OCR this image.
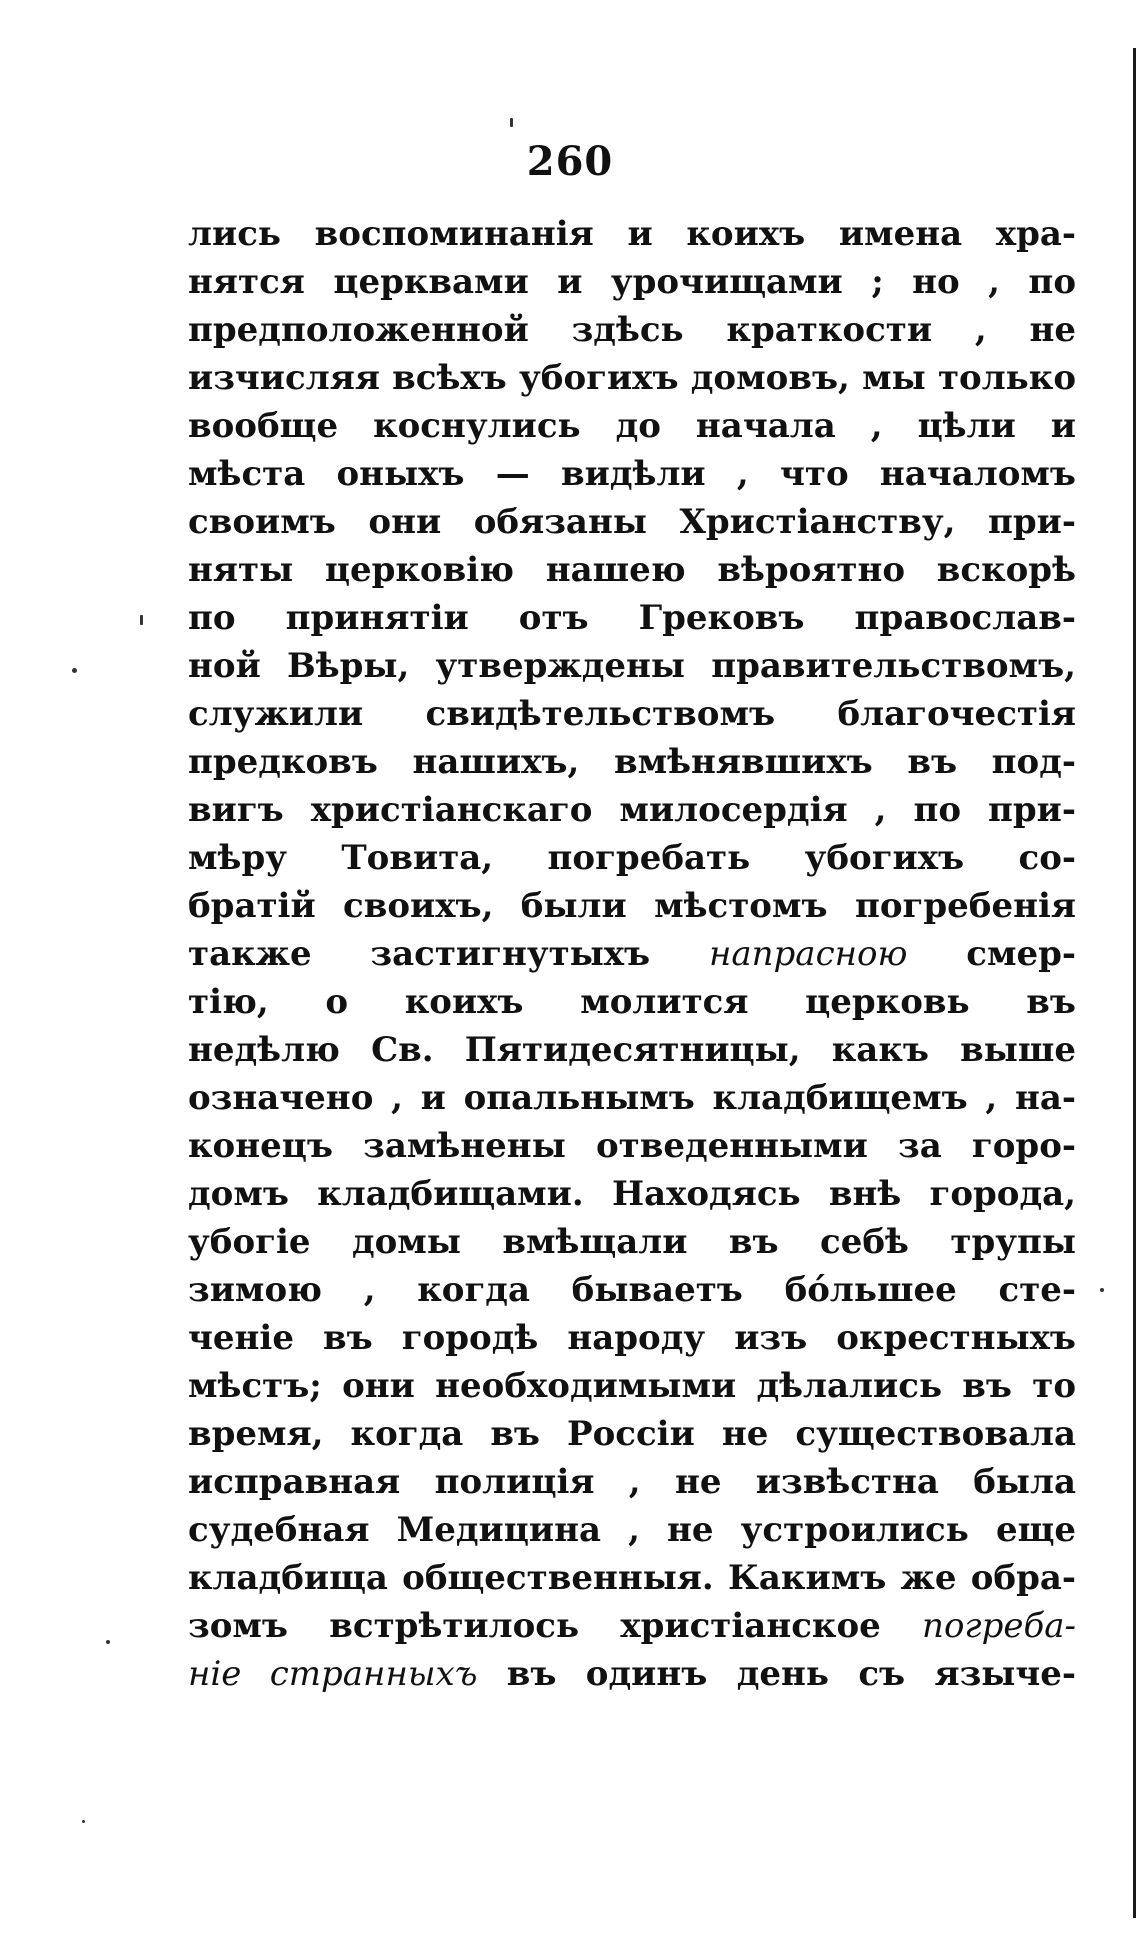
260
лись воспоминанія и коихъ имена хра-
нятся церквами и урочищами ; но , по
предположенной здѣсь краткости , не
изчисляя всѣхъ убогихъ домовъ, мы только
вообще коснулись до начала , цѣли и
мѣста оныхъ — видѣли , что началомъ
своимъ они обязаны Христіанству, при-
няты церковію нашею вѣроятно вскорѣ
по принятіи отъ Грековъ православ-
ной Вѣры, утверждены правительствомъ,
служили свидѣтельствомъ благочестія
предковъ нашихъ, вмѣнявшихъ въ под-
вигъ христіанскаго милосердія , по при-
мѣру Товита, погребать убогихъ со-
братій своихъ, были мѣстомъ погребенія
также застигнутыхъ напрасною смер-
тію, о коихъ молится церковь въ
недѣлю Св. Пятидесятницы, какъ выше
означено , и опальнымъ кладбищемъ , на-
конецъ замѣнены отведенными за горо-
домъ кладбищами. Находясь внѣ города,
убогіе домы вмѣщали въ себѣ трупы
зимою , когда бываетъ бóльшее сте-
ченіе въ городѣ народу изъ окрестныхъ
мѣстъ; они необходимыми дѣлались въ то
время, когда въ Россіи не существовала
исправная полиція , не извѣстна была
судебная Медицина , не устроились еще
кладбища общественныя. Какимъ же обра-
зомъ встрѣтилось христіанское погреба-
ніе странныхъ въ одинъ день съ языче-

What is required
Make an exact copy of the records above, with the pictures left out.

Answer to this task
OCR this image.
260
лись воспоминанія и коихъ имена хра-
нятся церквами и урочищами ; но , по
предположенной здѣсь краткости , не
изчисляя всѣхъ убогихъ домовъ, мы только
вообще коснулись до начала , цѣли и
мѣста оныхъ — видѣли , что началомъ
своимъ они обязаны Христіанству, при-
няты церковію нашею вѣроятно вскорѣ
по принятіи отъ Грековъ православ-
ной Вѣры, утверждены правительствомъ,
служили свидѣтельствомъ благочестія
предковъ нашихъ, вмѣнявшихъ въ под-
вигъ христіанскаго милосердія , по при-
мѣру Товита, погребать убогихъ со-
братій своихъ, были мѣстомъ погребенія
также застигнутыхъ напрасною смер-
тію, о коихъ молится церковь въ
недѣлю Св. Пятидесятницы, какъ выше
означено , и опальнымъ кладбищемъ , на-
конецъ замѣнены отведенными за горо-
домъ кладбищами. Находясь внѣ города,
убогіе домы вмѣщали въ себѣ трупы
зимою , когда бываетъ бóльшее сте-
ченіе въ городѣ народу изъ окрестныхъ
мѣстъ; они необходимыми дѣлались въ то
время, когда въ Россіи не существовала
исправная полиція , не извѣстна была
судебная Медицина , не устроились еще
кладбища общественныя. Какимъ же обра-
зомъ встрѣтилось христіанское погреба-
ніе странныхъ въ одинъ день съ языче-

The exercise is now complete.